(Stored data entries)
------------
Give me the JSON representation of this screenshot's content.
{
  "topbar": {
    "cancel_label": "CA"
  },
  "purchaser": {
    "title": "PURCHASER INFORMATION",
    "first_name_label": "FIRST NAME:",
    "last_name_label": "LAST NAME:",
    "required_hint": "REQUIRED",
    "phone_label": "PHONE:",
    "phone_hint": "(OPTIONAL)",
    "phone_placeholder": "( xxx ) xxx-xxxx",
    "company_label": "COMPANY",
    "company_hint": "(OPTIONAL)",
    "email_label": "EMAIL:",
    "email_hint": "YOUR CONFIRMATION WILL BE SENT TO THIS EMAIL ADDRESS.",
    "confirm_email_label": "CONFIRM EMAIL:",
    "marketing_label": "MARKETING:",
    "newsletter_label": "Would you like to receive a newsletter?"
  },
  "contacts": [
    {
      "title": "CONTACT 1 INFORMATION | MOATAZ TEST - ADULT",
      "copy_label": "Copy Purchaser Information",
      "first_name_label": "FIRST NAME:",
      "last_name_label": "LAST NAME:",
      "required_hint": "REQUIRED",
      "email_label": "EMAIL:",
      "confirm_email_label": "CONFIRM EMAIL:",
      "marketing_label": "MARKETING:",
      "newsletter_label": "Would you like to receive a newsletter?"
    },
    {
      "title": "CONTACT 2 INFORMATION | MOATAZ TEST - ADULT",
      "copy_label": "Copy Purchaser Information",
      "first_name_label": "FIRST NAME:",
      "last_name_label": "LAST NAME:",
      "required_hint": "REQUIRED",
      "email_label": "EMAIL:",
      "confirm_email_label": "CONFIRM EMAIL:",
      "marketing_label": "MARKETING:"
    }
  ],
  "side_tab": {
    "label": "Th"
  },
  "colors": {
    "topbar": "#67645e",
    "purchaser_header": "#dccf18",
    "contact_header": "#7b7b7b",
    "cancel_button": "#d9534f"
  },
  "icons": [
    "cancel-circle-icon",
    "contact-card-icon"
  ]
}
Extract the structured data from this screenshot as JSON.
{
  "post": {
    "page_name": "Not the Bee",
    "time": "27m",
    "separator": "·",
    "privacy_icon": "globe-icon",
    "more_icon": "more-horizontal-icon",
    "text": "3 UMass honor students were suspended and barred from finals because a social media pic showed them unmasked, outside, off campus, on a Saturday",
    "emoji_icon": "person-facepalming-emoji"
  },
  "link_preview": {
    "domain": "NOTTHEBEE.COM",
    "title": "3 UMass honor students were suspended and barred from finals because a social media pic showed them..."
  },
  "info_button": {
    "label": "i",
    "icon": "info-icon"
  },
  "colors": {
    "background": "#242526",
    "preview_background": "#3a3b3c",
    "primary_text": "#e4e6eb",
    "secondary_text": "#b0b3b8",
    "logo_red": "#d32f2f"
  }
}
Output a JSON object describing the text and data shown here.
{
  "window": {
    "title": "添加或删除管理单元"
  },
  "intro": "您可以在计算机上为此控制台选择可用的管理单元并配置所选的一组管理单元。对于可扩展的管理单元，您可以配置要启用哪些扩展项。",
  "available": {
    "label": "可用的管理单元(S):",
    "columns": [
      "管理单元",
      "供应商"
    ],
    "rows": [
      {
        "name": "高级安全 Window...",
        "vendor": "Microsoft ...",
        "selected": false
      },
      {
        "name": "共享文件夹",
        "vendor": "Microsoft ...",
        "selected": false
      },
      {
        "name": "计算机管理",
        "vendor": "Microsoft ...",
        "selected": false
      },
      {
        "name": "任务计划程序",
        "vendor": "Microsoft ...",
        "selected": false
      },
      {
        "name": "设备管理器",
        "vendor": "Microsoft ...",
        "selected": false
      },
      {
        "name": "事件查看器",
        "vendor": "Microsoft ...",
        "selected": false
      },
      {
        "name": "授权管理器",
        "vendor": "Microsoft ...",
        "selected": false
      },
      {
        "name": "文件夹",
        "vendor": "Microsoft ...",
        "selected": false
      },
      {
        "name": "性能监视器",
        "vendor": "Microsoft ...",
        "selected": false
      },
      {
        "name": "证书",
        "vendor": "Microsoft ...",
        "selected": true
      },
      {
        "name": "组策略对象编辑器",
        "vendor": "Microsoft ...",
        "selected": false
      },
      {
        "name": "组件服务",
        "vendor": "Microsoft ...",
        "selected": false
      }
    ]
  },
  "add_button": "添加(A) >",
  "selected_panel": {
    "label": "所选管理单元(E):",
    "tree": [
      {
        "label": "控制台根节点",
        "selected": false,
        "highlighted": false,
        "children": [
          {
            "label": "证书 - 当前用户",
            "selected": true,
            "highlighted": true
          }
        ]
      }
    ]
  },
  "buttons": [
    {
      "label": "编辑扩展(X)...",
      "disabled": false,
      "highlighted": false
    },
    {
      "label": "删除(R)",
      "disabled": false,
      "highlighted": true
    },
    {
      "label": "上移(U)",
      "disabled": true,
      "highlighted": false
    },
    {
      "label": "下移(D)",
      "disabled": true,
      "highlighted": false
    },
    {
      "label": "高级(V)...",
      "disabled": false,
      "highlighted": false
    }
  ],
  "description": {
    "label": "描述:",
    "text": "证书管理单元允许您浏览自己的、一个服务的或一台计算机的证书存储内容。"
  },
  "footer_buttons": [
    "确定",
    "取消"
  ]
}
------------
→ **TASK STATEMENT**
Consider the entries above and return each line with the string "newsletter".

→ **FINISHED ANSWER**
    "newsletter_label": "Would you like to receive a newsletter?"
      "newsletter_label": "Would you like to receive a newsletter?"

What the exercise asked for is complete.